• _SHORT TASK_: Extract, from the records beneath this instruction, each line that contains the word "經絡按揭息率指數".

[Rows from a figure dataset]
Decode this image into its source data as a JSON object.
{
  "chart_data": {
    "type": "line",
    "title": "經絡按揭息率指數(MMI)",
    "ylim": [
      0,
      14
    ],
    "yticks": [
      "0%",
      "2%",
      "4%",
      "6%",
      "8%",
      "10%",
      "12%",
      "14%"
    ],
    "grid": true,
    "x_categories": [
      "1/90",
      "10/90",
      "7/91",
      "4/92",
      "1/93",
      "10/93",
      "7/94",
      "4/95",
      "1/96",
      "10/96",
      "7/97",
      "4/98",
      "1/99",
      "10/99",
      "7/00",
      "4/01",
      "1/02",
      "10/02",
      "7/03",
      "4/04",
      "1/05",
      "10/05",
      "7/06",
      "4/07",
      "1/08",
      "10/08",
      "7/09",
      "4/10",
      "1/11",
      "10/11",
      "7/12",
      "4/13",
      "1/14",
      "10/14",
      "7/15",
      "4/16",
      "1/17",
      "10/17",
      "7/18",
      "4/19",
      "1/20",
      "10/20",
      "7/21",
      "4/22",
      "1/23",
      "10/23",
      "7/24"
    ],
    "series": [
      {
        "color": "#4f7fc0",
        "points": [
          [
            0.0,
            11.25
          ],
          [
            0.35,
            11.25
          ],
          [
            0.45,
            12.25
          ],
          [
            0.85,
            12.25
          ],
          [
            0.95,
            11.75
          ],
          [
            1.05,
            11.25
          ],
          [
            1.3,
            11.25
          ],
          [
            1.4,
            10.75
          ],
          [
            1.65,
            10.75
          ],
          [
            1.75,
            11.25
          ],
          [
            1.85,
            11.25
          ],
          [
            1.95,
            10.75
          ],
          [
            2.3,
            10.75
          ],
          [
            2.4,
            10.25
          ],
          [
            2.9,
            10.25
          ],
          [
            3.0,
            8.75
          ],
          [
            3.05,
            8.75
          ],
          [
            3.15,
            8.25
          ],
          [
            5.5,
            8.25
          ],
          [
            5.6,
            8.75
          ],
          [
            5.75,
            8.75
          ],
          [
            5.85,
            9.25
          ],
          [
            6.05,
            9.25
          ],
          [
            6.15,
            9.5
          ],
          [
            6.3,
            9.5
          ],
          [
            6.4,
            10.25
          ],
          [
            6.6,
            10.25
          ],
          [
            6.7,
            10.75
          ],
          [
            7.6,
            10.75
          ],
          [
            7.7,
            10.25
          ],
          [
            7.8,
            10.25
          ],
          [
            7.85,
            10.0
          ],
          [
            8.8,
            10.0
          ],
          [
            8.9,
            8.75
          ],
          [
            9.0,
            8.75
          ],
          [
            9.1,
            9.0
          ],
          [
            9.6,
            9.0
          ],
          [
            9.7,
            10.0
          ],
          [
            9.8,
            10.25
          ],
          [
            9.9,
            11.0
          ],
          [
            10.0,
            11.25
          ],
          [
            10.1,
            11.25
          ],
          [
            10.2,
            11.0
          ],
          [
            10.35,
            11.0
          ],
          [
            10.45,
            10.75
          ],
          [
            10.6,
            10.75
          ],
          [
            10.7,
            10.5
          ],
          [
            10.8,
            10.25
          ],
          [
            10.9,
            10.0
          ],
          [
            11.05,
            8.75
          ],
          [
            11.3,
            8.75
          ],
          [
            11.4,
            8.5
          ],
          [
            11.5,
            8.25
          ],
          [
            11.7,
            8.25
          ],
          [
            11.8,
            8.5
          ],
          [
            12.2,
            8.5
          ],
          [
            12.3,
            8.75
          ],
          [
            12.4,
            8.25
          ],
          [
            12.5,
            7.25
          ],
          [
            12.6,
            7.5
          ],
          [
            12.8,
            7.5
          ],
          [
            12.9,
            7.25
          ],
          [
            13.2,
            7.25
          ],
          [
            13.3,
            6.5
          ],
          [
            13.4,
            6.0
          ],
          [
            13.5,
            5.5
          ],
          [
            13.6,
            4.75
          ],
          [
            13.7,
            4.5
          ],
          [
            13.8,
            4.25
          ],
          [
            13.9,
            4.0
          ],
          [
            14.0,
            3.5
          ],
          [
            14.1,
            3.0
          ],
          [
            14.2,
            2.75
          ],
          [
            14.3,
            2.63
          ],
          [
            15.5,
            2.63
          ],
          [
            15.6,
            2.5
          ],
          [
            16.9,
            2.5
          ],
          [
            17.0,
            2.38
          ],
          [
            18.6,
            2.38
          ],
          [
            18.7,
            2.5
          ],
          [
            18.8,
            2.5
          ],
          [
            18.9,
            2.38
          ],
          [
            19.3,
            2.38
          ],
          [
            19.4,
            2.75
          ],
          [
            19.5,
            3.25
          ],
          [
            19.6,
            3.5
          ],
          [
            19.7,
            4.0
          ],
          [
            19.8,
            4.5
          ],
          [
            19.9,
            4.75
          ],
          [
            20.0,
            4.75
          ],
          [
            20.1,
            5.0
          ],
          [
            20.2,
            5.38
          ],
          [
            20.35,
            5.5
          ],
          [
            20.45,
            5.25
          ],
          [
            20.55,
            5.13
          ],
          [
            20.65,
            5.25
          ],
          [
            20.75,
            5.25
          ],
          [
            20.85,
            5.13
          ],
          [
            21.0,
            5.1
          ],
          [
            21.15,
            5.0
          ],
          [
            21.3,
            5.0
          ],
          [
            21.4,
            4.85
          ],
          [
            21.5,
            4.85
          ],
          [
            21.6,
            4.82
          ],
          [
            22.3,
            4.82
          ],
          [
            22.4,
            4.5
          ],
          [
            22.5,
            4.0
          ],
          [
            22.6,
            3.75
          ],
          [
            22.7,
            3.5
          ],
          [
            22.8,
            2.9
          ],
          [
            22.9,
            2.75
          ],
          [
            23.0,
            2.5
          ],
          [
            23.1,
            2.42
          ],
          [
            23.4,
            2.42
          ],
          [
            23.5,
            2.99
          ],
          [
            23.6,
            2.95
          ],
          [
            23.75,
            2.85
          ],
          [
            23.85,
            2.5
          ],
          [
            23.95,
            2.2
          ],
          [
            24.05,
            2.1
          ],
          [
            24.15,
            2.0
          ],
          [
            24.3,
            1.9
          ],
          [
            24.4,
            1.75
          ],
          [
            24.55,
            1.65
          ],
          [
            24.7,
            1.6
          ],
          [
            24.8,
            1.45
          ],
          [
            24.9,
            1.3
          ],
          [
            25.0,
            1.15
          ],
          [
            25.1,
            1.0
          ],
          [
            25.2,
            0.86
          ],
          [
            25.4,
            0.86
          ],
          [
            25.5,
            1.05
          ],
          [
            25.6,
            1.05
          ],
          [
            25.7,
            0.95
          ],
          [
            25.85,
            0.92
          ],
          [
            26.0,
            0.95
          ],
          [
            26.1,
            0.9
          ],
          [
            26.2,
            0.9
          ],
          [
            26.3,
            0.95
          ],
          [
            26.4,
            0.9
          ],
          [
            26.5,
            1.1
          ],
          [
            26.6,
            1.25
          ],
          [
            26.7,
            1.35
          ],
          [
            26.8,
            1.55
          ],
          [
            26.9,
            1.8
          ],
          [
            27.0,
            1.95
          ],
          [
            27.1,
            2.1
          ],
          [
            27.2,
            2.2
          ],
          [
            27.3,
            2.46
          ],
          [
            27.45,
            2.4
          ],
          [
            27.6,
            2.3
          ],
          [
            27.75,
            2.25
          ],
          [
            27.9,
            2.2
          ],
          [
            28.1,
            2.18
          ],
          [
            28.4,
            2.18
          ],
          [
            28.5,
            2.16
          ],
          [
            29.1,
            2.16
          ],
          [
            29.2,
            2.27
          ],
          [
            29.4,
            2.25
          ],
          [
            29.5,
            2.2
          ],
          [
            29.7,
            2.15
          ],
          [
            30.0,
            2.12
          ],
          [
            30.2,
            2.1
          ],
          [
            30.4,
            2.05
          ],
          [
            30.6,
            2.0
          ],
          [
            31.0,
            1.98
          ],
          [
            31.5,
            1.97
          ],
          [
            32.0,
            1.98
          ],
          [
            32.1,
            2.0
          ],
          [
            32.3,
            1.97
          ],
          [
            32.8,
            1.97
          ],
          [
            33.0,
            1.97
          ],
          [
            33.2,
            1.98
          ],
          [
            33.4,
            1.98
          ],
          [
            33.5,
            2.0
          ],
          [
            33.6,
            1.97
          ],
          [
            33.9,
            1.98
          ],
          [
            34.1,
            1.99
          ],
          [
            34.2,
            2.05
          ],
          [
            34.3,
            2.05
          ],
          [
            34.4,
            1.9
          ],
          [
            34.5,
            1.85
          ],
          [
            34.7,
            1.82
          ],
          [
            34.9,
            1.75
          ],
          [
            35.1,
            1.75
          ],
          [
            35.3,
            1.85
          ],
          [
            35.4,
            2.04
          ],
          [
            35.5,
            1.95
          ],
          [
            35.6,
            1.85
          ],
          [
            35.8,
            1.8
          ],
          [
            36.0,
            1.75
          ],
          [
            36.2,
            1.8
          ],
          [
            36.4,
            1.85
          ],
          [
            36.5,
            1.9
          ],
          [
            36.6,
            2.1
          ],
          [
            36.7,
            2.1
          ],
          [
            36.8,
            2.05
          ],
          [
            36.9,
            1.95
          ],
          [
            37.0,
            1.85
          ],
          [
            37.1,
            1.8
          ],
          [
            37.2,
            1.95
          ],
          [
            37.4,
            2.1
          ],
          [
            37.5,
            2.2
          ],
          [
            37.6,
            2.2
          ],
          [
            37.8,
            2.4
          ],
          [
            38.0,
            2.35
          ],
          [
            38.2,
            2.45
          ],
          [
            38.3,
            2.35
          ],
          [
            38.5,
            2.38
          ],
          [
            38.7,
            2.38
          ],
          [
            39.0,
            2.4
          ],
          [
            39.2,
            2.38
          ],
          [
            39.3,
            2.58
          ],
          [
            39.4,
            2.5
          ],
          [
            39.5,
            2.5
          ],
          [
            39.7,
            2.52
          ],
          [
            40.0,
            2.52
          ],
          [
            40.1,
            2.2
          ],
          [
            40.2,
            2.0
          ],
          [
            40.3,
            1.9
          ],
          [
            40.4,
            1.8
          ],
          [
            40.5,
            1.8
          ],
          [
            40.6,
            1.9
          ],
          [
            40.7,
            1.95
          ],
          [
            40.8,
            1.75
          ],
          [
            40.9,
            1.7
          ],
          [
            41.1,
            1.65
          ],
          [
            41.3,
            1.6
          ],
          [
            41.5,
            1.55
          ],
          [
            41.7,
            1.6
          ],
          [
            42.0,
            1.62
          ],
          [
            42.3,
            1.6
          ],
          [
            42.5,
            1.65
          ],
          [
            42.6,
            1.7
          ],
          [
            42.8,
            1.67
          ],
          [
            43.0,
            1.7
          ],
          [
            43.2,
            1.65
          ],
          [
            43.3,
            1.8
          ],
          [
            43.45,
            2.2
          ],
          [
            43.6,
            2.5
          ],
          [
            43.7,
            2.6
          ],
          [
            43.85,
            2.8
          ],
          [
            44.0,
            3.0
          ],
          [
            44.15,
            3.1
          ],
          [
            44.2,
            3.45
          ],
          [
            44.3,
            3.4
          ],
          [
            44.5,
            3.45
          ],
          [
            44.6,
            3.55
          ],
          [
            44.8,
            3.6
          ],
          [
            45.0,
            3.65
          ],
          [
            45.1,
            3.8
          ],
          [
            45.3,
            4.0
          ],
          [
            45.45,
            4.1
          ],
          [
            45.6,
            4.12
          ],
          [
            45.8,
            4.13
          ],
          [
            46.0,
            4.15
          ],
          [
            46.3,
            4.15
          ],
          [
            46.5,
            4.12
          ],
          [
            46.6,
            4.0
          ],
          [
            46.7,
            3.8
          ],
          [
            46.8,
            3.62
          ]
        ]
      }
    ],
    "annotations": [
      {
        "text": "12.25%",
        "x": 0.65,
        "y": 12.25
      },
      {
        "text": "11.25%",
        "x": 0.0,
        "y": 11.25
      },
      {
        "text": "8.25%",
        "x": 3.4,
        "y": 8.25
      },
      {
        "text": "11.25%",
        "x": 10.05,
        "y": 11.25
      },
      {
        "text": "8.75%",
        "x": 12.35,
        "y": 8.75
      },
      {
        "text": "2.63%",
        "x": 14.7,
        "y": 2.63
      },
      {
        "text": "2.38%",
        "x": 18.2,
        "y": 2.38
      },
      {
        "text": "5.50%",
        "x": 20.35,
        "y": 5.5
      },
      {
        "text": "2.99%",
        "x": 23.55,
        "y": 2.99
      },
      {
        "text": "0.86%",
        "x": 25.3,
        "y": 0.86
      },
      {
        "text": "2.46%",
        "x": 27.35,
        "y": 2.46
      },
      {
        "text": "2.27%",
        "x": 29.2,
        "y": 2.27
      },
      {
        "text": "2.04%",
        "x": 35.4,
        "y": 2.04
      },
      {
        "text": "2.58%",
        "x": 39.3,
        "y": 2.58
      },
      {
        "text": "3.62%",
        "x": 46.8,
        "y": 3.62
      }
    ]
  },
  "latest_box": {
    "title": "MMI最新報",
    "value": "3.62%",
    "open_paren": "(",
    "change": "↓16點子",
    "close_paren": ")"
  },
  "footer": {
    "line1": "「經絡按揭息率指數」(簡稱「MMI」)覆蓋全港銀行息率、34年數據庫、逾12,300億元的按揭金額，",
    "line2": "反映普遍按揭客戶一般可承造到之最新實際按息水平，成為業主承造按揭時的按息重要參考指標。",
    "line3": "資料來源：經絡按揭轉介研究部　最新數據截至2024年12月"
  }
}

• _ANSWER_:
    "title": "經絡按揭息率指數(MMI)",
    "line1": "「經絡按揭息率指數」(簡稱「MMI」)覆蓋全港銀行息率、34年數據庫、逾12,300億元的按揭金額，",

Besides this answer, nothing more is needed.